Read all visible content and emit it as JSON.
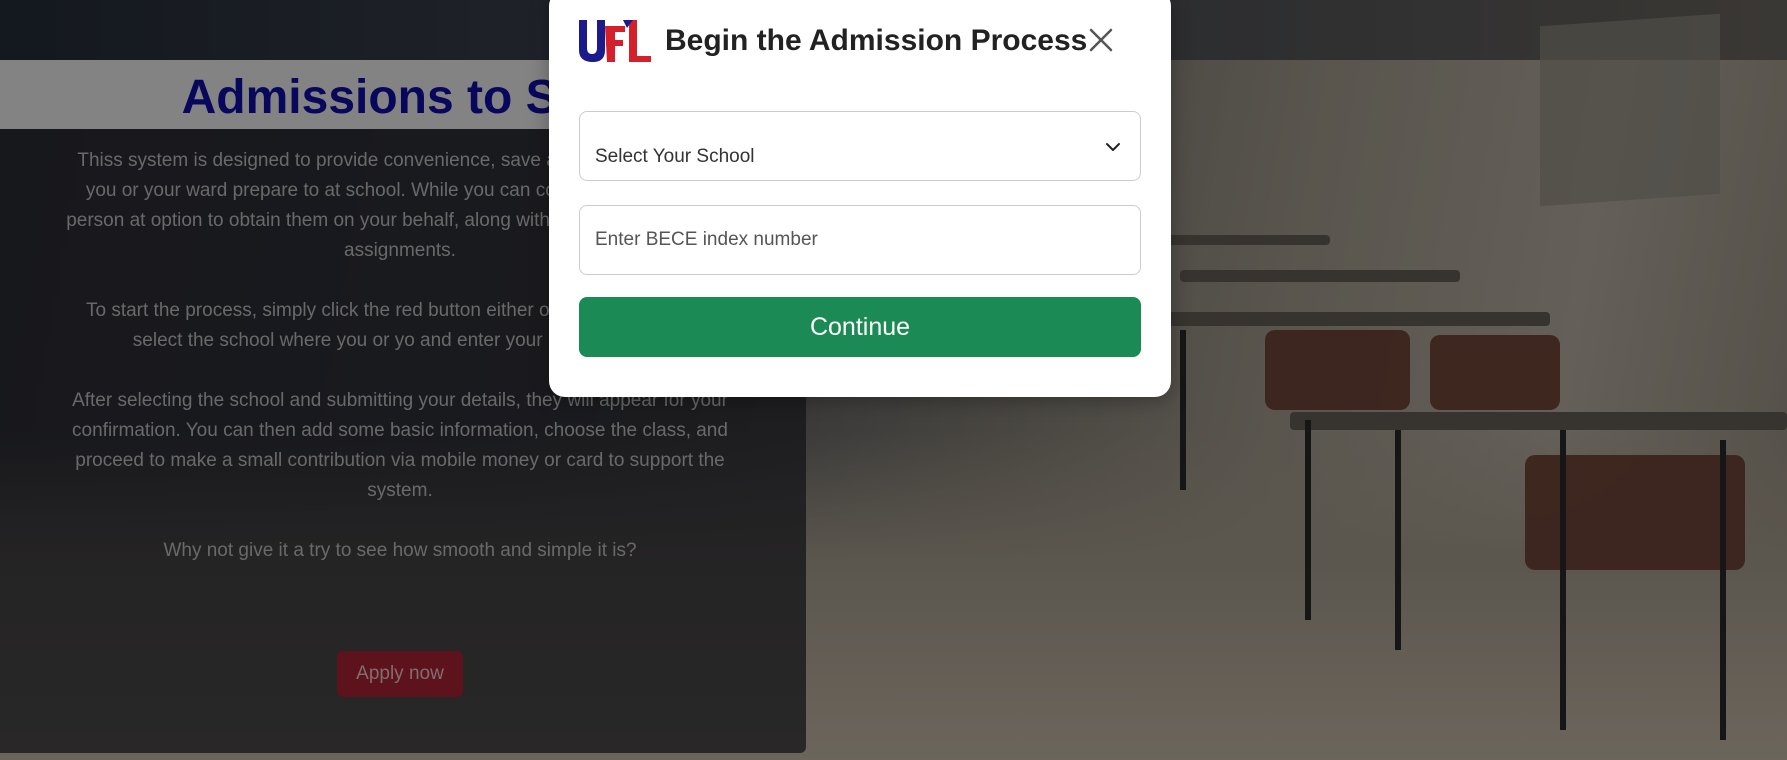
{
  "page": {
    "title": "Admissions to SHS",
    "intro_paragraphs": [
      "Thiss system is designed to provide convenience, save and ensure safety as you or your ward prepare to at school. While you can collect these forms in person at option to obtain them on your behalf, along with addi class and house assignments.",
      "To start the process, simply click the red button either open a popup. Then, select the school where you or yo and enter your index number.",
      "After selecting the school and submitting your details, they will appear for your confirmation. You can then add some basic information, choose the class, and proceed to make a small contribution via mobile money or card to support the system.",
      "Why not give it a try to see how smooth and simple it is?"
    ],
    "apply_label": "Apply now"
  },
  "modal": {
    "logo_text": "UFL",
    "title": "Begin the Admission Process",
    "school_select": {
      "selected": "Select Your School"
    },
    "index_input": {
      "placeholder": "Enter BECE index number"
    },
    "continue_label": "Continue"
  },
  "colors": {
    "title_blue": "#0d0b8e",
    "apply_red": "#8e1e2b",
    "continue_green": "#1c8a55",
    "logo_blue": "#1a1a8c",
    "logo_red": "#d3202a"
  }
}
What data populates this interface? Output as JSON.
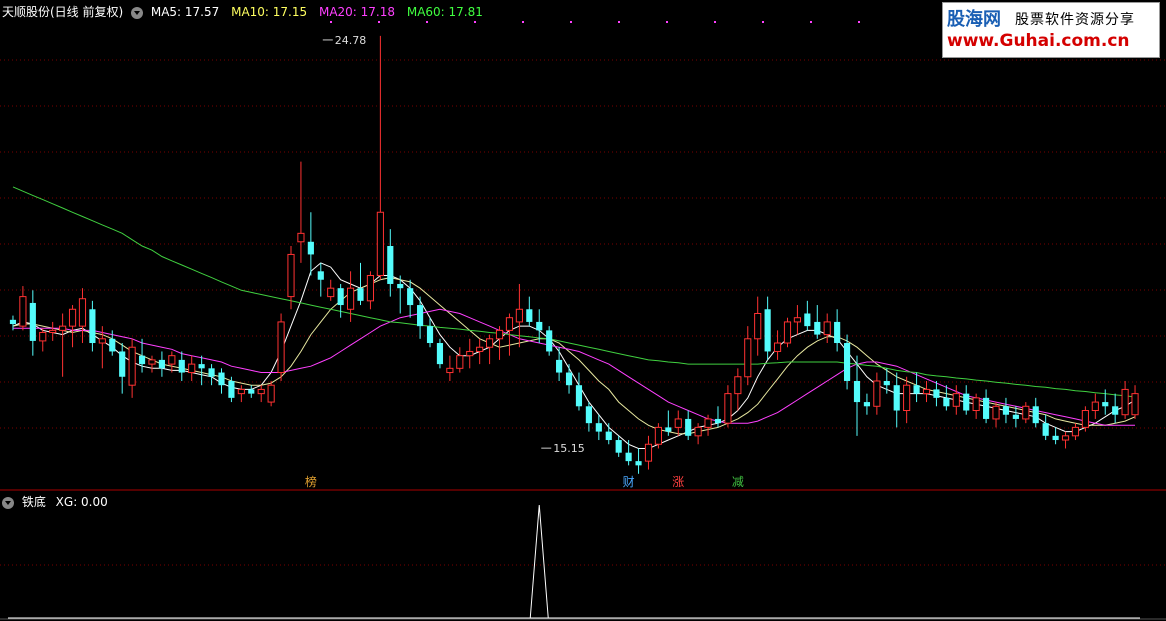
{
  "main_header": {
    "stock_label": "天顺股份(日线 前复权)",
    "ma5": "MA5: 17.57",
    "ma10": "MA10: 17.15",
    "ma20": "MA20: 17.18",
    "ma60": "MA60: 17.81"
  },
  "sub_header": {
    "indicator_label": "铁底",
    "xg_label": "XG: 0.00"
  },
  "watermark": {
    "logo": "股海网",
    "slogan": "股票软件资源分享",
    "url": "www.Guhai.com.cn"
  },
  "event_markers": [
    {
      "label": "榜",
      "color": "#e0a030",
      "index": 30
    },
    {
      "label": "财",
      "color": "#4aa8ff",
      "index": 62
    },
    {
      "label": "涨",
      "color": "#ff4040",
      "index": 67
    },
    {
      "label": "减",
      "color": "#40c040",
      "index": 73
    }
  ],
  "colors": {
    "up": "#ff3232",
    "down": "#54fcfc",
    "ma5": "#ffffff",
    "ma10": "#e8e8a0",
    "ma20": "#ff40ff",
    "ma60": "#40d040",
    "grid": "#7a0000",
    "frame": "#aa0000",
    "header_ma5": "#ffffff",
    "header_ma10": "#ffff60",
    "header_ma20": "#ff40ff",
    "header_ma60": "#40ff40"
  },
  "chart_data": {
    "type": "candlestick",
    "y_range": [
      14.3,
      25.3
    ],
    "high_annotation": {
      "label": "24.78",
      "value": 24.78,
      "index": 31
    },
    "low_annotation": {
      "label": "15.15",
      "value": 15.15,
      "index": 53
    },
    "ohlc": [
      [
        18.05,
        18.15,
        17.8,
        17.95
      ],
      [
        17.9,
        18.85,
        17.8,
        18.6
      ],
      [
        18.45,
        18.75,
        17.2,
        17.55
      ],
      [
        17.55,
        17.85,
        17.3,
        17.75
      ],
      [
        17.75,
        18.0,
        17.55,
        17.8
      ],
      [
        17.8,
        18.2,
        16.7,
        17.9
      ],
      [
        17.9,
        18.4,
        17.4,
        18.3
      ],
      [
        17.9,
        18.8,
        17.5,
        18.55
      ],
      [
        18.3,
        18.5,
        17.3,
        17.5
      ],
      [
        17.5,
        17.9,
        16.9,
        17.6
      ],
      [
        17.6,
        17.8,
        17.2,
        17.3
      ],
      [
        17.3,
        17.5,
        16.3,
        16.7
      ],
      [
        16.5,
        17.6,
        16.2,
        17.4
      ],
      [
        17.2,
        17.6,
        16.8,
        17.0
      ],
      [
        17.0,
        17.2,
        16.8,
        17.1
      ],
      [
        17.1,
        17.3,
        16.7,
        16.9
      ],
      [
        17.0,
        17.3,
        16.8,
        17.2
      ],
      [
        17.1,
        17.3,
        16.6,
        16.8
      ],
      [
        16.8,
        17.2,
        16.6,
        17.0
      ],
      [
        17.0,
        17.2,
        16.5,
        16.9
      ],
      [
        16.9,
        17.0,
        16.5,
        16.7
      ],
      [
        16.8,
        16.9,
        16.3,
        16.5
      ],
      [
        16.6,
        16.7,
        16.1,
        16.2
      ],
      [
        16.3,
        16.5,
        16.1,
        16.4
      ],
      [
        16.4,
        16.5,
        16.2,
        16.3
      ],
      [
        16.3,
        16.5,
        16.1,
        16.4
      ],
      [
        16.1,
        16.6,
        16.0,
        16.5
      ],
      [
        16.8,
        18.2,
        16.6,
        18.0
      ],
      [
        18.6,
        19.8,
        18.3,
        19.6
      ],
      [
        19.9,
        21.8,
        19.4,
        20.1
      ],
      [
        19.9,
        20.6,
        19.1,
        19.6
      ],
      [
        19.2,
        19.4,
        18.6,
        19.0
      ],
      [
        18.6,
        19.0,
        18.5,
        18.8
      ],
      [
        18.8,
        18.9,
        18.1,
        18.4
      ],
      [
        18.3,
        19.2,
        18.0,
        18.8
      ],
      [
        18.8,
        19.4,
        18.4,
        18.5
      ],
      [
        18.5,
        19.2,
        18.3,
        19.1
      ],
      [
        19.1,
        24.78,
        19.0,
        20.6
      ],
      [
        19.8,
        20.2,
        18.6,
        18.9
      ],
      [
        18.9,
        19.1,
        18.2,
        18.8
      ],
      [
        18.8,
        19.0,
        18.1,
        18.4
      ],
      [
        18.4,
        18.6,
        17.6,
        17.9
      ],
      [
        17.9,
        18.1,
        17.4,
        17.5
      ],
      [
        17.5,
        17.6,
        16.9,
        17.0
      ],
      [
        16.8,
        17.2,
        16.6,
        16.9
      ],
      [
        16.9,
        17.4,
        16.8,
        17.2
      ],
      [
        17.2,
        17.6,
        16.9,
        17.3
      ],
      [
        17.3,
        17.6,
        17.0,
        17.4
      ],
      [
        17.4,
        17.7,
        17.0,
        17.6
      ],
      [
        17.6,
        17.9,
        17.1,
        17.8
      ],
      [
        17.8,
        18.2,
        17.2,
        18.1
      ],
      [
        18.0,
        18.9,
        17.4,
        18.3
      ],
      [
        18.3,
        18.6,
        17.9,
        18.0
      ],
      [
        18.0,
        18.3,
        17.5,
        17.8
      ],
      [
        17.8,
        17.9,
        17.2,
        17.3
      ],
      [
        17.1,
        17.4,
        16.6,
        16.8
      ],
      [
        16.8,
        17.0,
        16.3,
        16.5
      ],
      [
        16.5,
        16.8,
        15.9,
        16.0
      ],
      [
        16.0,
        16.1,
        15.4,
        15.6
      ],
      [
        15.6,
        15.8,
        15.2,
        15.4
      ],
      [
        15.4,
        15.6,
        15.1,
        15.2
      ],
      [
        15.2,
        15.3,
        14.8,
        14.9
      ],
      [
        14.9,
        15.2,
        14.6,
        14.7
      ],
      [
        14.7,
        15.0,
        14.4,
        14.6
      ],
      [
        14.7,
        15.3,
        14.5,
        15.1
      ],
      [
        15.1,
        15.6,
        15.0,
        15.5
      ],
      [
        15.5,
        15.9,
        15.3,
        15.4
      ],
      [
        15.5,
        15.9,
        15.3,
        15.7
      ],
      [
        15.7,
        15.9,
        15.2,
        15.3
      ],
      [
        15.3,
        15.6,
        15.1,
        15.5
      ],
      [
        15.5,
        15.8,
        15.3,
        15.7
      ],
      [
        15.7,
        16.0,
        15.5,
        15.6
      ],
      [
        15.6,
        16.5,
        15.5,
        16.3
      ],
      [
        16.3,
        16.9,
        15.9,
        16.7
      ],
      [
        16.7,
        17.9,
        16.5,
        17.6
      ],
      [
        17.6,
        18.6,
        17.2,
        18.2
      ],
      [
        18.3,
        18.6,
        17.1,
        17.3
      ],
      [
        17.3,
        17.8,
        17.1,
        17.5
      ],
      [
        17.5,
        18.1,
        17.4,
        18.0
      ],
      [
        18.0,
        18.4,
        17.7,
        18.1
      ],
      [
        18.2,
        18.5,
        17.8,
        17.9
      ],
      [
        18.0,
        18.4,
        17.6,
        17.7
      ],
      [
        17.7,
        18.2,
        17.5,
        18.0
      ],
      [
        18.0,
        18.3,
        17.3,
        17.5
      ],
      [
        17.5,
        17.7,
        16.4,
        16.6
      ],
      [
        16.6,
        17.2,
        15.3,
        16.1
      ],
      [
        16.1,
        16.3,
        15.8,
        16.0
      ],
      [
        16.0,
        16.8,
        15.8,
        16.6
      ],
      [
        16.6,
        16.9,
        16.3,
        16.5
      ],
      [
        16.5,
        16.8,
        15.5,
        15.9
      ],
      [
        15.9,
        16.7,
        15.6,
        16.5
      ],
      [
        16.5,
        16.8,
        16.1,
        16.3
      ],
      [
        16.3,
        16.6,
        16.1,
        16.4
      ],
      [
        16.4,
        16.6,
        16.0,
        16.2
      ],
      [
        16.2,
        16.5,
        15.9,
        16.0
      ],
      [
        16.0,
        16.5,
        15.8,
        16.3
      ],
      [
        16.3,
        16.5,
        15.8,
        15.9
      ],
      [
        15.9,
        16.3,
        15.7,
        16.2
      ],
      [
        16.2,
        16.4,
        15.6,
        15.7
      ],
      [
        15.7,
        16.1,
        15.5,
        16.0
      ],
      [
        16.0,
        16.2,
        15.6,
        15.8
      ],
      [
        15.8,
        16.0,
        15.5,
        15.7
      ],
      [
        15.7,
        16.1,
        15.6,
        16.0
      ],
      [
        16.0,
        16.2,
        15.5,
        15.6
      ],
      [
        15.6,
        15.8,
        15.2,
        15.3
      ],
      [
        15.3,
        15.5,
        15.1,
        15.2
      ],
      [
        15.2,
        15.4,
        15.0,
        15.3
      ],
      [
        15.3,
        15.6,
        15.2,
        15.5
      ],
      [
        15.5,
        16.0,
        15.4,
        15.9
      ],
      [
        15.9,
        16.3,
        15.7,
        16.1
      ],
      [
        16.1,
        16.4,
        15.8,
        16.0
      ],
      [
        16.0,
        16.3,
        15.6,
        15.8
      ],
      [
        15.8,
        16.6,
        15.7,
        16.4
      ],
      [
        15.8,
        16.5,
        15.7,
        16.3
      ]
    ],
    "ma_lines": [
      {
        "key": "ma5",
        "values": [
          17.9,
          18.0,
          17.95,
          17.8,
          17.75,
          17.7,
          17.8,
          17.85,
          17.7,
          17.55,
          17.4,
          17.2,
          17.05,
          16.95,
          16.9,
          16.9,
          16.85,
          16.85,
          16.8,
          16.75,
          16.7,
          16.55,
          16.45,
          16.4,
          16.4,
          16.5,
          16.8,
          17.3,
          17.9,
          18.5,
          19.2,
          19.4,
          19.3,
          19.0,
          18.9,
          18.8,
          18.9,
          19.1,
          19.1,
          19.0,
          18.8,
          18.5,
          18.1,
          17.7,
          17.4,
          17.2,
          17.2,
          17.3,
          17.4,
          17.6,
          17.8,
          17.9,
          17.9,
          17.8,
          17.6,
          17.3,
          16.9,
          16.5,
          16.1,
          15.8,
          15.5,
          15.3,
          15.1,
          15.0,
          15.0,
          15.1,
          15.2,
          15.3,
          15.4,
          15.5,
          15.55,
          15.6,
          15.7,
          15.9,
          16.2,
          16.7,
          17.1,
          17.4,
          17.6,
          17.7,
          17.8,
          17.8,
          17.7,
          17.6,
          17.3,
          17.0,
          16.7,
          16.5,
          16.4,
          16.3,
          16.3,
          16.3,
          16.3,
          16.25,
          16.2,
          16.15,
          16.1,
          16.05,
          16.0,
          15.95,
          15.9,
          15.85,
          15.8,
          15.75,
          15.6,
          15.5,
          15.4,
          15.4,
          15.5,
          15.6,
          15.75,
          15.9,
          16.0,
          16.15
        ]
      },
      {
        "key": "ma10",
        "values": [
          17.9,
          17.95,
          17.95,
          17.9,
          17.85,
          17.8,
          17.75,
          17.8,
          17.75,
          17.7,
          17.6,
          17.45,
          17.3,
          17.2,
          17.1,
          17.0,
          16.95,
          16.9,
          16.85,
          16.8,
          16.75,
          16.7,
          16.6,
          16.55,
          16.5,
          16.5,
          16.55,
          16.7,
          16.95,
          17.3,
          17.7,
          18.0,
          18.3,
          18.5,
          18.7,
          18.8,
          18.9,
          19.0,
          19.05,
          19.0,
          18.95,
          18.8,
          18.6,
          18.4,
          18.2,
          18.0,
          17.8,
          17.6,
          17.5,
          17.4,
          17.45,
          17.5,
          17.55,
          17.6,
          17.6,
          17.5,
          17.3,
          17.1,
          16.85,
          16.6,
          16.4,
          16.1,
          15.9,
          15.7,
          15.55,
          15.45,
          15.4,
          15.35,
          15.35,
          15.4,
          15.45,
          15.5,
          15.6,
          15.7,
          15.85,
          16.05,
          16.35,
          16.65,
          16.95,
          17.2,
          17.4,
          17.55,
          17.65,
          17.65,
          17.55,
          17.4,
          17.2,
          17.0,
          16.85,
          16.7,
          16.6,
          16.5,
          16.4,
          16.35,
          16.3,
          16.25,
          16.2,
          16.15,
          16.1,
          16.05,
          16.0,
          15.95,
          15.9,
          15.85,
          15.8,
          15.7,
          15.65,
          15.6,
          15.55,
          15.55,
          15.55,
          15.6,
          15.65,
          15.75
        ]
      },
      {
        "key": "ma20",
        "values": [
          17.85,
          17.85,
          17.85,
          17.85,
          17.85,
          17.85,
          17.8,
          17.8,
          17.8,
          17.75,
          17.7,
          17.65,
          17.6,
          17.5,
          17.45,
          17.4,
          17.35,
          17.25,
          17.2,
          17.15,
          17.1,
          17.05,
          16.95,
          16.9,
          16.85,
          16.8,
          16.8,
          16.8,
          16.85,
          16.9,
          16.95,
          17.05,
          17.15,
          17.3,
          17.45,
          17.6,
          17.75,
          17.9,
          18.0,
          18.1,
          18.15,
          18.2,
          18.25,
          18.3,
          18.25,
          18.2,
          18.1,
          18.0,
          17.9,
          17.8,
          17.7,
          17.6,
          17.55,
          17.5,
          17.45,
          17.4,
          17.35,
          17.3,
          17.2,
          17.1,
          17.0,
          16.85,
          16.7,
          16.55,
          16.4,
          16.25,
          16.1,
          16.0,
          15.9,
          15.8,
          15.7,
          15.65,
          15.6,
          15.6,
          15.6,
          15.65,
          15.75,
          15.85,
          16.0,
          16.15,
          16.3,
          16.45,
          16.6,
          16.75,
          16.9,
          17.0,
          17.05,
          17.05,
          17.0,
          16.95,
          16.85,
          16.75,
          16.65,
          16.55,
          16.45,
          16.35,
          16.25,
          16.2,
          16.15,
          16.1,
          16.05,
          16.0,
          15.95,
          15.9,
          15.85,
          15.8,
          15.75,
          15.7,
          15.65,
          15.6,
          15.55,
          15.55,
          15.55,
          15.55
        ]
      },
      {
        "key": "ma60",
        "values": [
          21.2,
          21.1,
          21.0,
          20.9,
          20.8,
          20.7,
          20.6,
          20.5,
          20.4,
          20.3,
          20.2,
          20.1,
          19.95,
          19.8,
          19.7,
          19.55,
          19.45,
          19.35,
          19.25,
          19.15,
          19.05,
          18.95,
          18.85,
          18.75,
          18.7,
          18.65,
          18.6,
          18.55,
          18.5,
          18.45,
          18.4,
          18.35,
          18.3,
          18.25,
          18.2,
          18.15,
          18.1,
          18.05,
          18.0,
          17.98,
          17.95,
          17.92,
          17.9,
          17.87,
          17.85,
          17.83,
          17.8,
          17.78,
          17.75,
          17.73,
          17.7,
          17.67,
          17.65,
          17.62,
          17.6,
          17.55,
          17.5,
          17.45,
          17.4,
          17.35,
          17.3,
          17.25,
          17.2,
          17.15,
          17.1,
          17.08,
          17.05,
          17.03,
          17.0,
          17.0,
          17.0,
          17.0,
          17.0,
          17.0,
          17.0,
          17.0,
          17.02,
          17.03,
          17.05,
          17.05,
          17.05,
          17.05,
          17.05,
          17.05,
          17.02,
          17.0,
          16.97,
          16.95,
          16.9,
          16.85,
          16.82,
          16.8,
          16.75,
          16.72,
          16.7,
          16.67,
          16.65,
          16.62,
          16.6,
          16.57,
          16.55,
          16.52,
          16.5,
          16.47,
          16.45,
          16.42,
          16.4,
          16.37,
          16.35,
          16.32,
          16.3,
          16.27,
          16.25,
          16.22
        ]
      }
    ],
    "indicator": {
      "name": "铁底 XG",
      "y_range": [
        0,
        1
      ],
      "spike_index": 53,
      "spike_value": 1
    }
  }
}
================
• _SHORT PROBLEM_:
Find "number". Copy every line it occurs in.

• _EXPECTED ANSWER_:
      "To start the process, simply click the red button either open a popup. Then, select the school where you or yo and enter your index number.",
      "placeholder": "Enter BECE index number"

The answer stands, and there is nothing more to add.